Determine the number of lines where "JSON" occurs and reply with that number by itself.

----

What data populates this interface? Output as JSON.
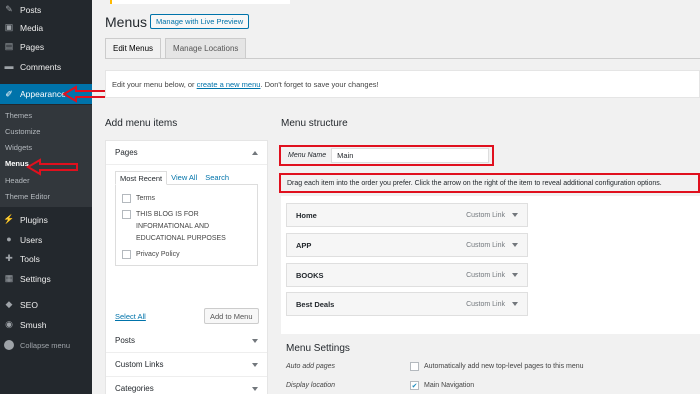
{
  "sidebar": {
    "items": [
      {
        "label": "Posts",
        "icon": "pin-icon"
      },
      {
        "label": "Media",
        "icon": "media-icon"
      },
      {
        "label": "Pages",
        "icon": "pages-icon"
      },
      {
        "label": "Comments",
        "icon": "comments-icon"
      },
      {
        "label": "Appearance",
        "icon": "brush-icon"
      },
      {
        "label": "Plugins",
        "icon": "plugin-icon"
      },
      {
        "label": "Users",
        "icon": "users-icon"
      },
      {
        "label": "Tools",
        "icon": "wrench-icon"
      },
      {
        "label": "Settings",
        "icon": "settings-icon"
      },
      {
        "label": "SEO",
        "icon": "seo-icon"
      },
      {
        "label": "Smush",
        "icon": "smush-icon"
      }
    ],
    "submenu": [
      "Themes",
      "Customize",
      "Widgets",
      "Menus",
      "Header",
      "Theme Editor"
    ],
    "collapse": "Collapse menu"
  },
  "header": {
    "title": "Menus",
    "live_preview": "Manage with Live Preview"
  },
  "tabs": [
    "Edit Menus",
    "Manage Locations"
  ],
  "notice": {
    "before": "Edit your menu below, or ",
    "link": "create a new menu",
    "after": ". Don't forget to save your changes!"
  },
  "add_items": {
    "heading": "Add menu items",
    "pages_title": "Pages",
    "subtabs": [
      "Most Recent",
      "View All",
      "Search"
    ],
    "pages": [
      "Terms",
      "THIS BLOG IS FOR INFORMATIONAL AND EDUCATIONAL PURPOSES",
      "Privacy Policy"
    ],
    "select_all": "Select All",
    "add_button": "Add to Menu",
    "sections": [
      "Posts",
      "Custom Links",
      "Categories"
    ]
  },
  "structure": {
    "heading": "Menu structure",
    "name_label": "Menu Name",
    "name_value": "Main",
    "instructions": "Drag each item into the order you prefer. Click the arrow on the right of the item to reveal additional configuration options.",
    "items": [
      {
        "title": "Home",
        "type": "Custom Link"
      },
      {
        "title": "APP",
        "type": "Custom Link"
      },
      {
        "title": "BOOKS",
        "type": "Custom Link"
      },
      {
        "title": "Best Deals",
        "type": "Custom Link"
      }
    ]
  },
  "settings": {
    "heading": "Menu Settings",
    "auto_label": "Auto add pages",
    "auto_text": "Automatically add new top-level pages to this menu",
    "location_label": "Display location",
    "location_text": "Main Navigation"
  },
  "colors": {
    "sidebar_bg": "#23282d",
    "active_bg": "#0073aa",
    "annotation": "#e0101e",
    "link": "#0073aa"
  }
}
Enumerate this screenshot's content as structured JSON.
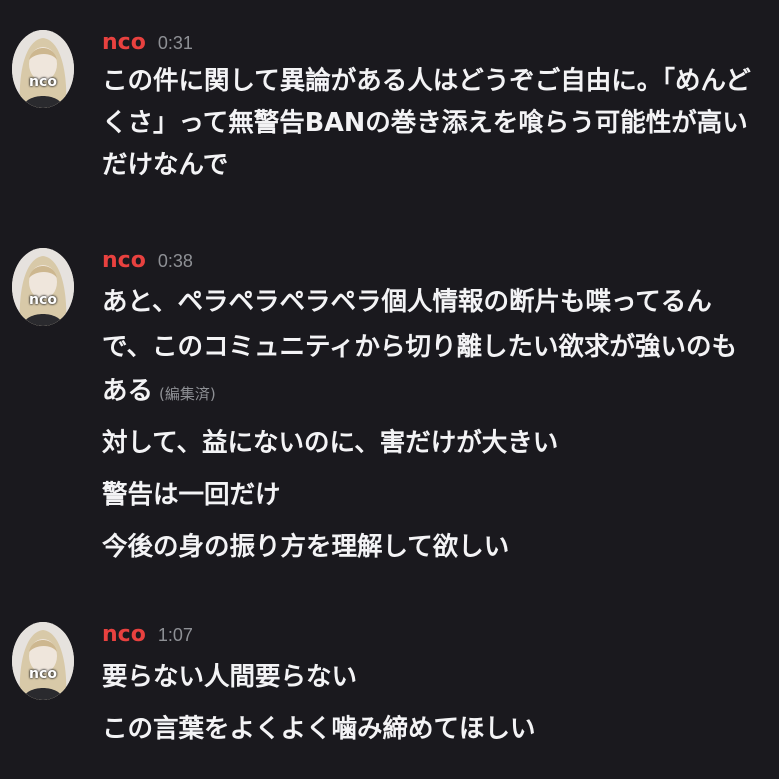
{
  "colors": {
    "background": "#1a191e",
    "username": "#e8413f",
    "timestamp": "#8e9095",
    "message_text": "#f3f3f5"
  },
  "messages": [
    {
      "author": "nco",
      "avatar_label": "nco",
      "time": "0:31",
      "lines": [
        "この件に関して異論がある人はどうぞご自由に。「めんど",
        "くさ」って無警告BANの巻き添えを喰らう可能性が高い",
        "だけなんで"
      ]
    },
    {
      "author": "nco",
      "avatar_label": "nco",
      "time": "0:38",
      "lines": [
        "あと、ペラペラペラペラ個人情報の断片も喋ってるん",
        "で、このコミュニティから切り離したい欲求が強いのも",
        "ある"
      ],
      "edited_label": "(編集済)",
      "followups": [
        "対して、益にないのに、害だけが大きい",
        "警告は一回だけ",
        "今後の身の振り方を理解して欲しい"
      ]
    },
    {
      "author": "nco",
      "avatar_label": "nco",
      "time": "1:07",
      "lines": [
        "要らない人間要らない",
        "この言葉をよくよく噛み締めてほしい"
      ]
    }
  ]
}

----

### REPLY
2